Data excerpts.
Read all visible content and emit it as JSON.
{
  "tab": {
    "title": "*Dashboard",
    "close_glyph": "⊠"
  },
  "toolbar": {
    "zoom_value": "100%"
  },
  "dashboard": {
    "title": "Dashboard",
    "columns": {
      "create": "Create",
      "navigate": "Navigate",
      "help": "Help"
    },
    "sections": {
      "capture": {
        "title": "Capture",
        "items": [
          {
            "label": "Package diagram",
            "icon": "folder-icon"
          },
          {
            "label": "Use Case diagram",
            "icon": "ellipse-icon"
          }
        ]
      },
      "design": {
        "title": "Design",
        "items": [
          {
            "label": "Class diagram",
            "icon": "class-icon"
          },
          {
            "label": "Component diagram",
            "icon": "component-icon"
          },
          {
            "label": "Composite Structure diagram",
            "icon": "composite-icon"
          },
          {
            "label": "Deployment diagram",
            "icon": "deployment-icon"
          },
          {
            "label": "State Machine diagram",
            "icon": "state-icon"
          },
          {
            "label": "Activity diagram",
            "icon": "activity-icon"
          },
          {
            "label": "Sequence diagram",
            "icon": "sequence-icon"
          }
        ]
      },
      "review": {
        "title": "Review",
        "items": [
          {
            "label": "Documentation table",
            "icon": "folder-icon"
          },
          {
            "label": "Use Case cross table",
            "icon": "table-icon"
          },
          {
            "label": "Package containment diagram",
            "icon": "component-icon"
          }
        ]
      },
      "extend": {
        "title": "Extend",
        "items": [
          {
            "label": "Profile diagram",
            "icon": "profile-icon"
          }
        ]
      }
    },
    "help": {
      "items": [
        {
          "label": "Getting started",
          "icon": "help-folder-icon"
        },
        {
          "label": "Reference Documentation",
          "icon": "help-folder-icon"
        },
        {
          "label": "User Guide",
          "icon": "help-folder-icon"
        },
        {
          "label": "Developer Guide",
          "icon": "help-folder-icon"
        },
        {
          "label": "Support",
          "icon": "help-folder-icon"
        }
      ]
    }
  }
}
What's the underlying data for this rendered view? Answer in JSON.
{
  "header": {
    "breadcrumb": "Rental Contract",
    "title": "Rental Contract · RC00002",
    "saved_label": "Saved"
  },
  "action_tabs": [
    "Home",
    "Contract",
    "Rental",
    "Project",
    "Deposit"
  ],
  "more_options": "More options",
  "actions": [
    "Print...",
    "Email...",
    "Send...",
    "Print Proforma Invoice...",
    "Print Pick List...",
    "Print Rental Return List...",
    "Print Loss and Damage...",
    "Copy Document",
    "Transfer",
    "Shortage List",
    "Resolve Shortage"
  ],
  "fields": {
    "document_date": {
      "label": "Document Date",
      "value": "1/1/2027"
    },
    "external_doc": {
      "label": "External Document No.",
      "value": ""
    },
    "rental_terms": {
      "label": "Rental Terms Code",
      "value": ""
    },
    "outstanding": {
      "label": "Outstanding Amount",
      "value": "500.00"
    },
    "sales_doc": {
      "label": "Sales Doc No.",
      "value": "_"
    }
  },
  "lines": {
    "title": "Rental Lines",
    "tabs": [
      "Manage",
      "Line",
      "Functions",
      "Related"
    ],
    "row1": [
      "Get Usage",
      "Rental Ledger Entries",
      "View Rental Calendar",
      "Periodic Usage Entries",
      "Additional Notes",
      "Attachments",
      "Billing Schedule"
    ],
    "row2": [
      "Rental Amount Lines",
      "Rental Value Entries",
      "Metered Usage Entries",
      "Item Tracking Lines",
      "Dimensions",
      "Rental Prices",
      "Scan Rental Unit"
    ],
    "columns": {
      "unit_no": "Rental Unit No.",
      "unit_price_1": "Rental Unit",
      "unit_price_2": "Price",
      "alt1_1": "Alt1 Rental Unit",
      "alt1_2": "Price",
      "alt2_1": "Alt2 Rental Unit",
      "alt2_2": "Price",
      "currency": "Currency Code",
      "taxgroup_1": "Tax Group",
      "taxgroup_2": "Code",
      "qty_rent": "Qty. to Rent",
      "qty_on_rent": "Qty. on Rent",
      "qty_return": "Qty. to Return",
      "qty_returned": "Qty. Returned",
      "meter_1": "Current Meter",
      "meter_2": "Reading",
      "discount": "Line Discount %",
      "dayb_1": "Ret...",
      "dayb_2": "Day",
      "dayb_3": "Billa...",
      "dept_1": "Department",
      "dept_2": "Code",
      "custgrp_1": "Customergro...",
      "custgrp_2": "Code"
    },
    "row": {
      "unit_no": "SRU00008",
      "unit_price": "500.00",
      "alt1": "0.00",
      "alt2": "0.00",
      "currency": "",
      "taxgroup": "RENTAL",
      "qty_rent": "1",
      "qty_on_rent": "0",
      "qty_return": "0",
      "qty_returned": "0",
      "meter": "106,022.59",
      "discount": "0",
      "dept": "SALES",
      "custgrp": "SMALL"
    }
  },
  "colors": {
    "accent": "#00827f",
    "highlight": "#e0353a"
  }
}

Required work.
Count the lines in the entries above that include the string "List", then give only that figure.

Expected output.
3